begin

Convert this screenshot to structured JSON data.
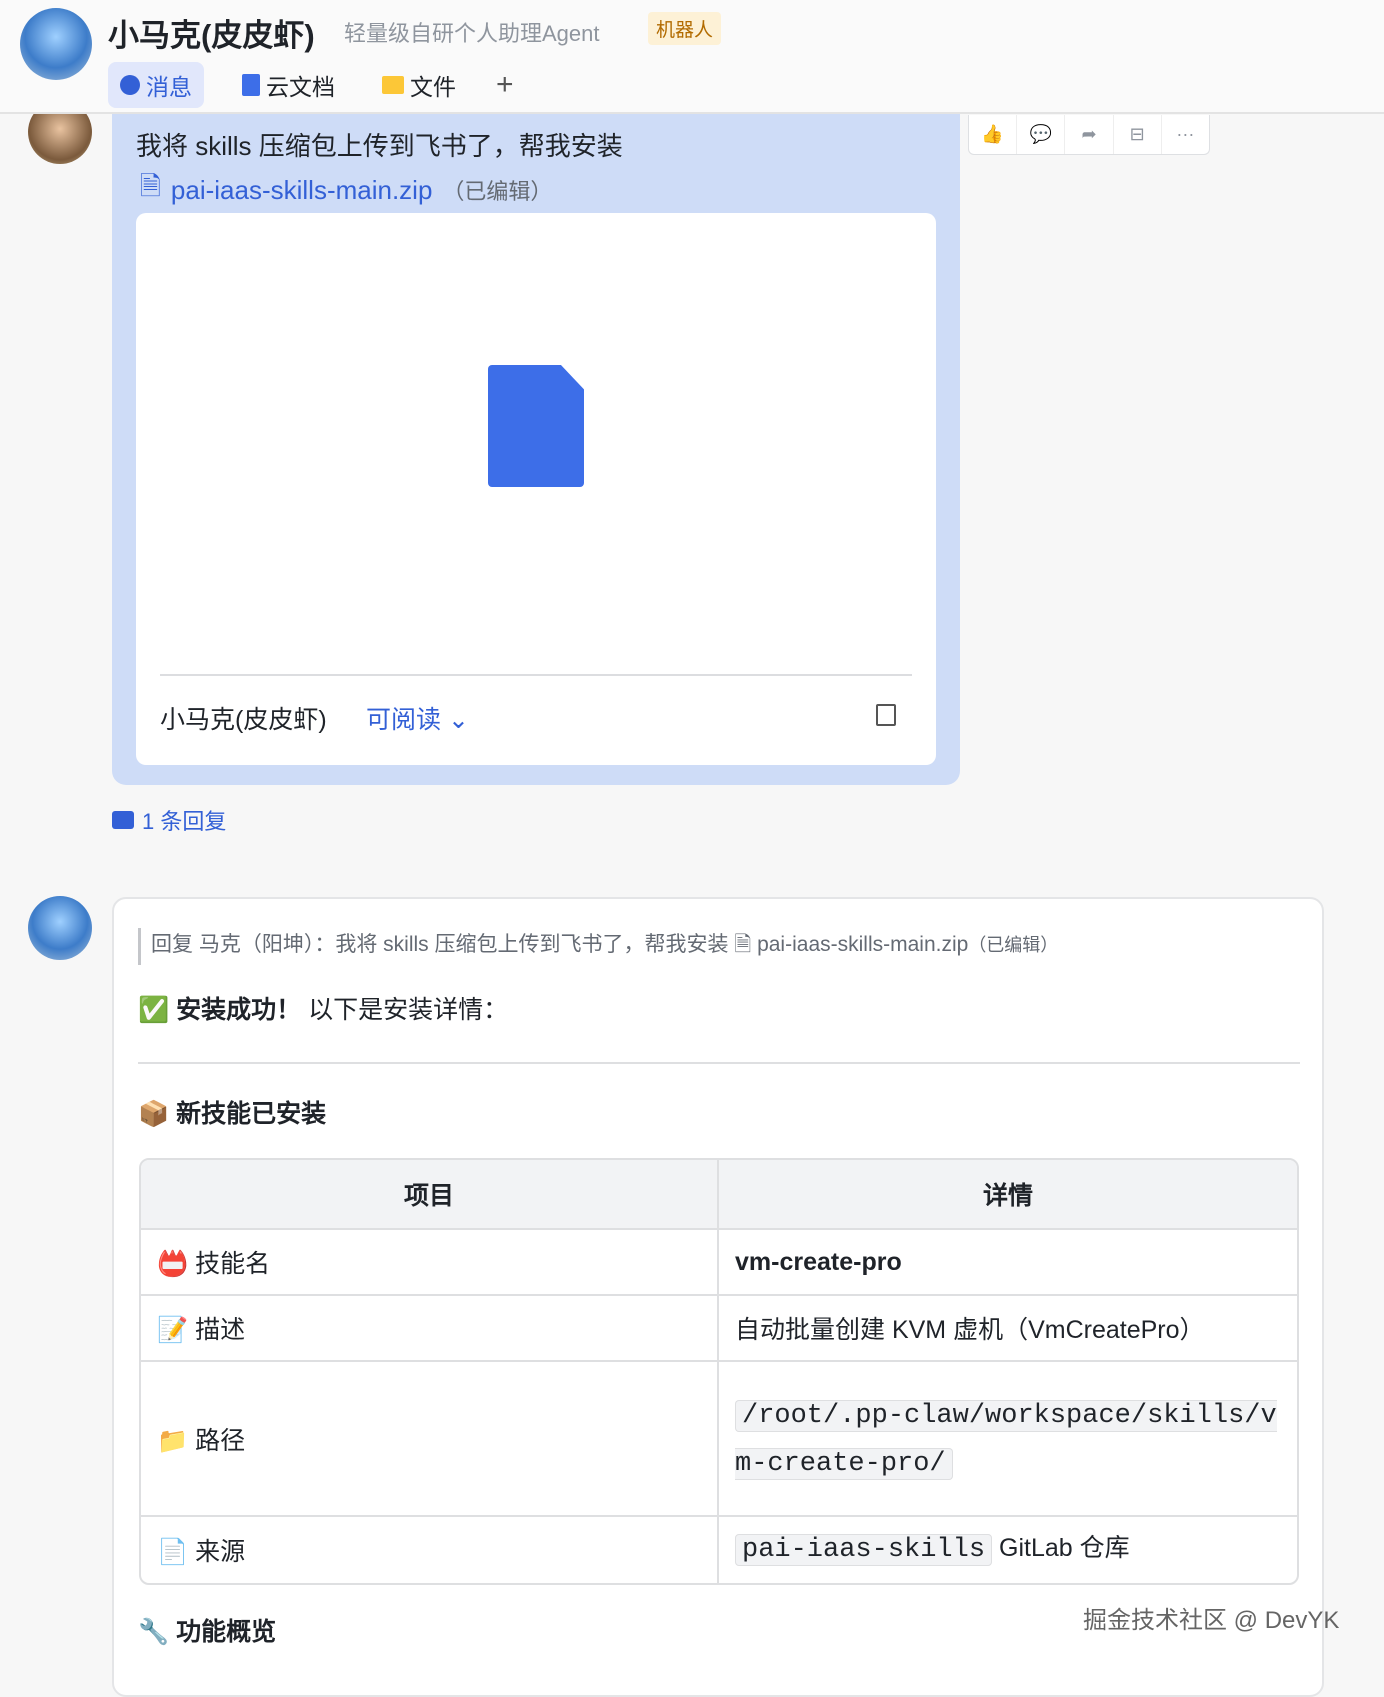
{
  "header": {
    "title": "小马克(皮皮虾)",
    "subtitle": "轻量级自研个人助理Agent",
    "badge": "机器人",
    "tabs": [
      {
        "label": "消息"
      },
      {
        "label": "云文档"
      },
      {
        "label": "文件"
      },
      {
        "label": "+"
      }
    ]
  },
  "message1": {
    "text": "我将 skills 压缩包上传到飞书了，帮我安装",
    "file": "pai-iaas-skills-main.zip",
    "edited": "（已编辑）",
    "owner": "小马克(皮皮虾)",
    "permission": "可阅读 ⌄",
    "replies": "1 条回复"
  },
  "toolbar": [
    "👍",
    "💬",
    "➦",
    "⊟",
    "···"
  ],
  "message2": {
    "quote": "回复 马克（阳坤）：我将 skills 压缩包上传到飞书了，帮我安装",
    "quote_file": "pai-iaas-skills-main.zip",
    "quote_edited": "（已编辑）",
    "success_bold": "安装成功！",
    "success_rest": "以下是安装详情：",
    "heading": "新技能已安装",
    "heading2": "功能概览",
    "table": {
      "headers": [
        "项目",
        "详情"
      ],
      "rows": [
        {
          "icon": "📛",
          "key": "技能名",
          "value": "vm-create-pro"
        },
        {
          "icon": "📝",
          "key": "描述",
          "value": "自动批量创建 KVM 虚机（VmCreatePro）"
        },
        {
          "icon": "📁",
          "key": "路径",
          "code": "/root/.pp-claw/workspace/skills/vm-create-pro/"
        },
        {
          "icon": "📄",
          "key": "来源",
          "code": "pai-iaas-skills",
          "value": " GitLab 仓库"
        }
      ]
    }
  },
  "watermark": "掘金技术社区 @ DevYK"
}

end
begin

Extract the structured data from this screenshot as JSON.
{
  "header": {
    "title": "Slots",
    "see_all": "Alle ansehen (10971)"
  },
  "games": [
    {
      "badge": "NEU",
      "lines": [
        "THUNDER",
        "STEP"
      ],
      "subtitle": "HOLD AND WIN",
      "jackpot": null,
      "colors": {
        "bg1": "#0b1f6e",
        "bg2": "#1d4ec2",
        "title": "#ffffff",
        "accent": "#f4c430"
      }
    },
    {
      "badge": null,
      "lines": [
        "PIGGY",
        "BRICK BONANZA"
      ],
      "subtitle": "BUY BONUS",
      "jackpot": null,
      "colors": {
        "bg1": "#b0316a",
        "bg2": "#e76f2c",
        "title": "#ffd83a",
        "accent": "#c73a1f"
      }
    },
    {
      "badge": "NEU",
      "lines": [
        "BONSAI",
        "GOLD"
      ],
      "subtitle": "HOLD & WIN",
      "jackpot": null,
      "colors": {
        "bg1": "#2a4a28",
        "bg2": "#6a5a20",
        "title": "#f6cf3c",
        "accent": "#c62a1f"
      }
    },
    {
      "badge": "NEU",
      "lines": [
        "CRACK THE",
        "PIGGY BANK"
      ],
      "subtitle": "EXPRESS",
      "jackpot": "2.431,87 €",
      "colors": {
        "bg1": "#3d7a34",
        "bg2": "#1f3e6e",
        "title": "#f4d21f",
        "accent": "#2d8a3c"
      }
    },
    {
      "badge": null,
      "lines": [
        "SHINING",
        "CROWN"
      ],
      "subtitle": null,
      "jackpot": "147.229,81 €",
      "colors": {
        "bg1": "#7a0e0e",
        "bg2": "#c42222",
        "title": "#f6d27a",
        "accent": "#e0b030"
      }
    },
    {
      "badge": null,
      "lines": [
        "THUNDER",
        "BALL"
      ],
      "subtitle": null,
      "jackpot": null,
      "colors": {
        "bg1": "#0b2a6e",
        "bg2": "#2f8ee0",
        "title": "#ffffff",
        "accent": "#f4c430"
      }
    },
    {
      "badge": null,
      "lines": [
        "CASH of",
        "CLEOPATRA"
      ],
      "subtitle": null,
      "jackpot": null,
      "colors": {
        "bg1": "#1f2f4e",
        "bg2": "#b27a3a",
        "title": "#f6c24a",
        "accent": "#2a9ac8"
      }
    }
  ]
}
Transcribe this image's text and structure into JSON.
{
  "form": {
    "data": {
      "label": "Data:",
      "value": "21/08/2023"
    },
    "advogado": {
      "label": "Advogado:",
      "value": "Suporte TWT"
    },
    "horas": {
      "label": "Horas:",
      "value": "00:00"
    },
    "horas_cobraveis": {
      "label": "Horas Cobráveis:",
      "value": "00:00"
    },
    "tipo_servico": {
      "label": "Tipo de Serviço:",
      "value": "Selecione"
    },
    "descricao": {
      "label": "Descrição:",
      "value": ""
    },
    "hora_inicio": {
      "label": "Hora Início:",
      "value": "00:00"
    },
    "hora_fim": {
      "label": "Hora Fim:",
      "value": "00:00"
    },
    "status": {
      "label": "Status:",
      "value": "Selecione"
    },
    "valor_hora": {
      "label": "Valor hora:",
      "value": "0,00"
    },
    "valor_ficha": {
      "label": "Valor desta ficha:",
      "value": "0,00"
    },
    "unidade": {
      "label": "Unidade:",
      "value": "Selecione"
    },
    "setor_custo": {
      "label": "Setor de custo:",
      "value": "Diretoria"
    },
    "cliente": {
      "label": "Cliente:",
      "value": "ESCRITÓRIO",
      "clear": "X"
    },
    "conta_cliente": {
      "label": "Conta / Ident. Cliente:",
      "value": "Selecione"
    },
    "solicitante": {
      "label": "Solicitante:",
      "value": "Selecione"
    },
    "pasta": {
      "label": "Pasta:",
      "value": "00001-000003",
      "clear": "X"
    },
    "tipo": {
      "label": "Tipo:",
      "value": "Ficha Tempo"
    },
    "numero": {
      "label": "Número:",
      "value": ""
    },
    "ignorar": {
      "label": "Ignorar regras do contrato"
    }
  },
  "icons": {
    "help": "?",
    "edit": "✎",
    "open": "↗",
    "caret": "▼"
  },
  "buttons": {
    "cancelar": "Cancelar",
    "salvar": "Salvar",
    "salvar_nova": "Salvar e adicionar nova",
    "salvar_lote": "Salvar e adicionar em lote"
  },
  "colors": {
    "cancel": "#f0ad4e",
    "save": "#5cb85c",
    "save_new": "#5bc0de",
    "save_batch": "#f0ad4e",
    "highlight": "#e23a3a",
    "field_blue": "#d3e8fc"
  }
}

end

→ **SHORT TASK**: Pick out each line above that includes "Salvar" and show it.

→ **SOLUTION TO THIS PROBLEM**:
    "salvar": "Salvar",
    "salvar_nova": "Salvar e adicionar nova",
    "salvar_lote": "Salvar e adicionar em lote"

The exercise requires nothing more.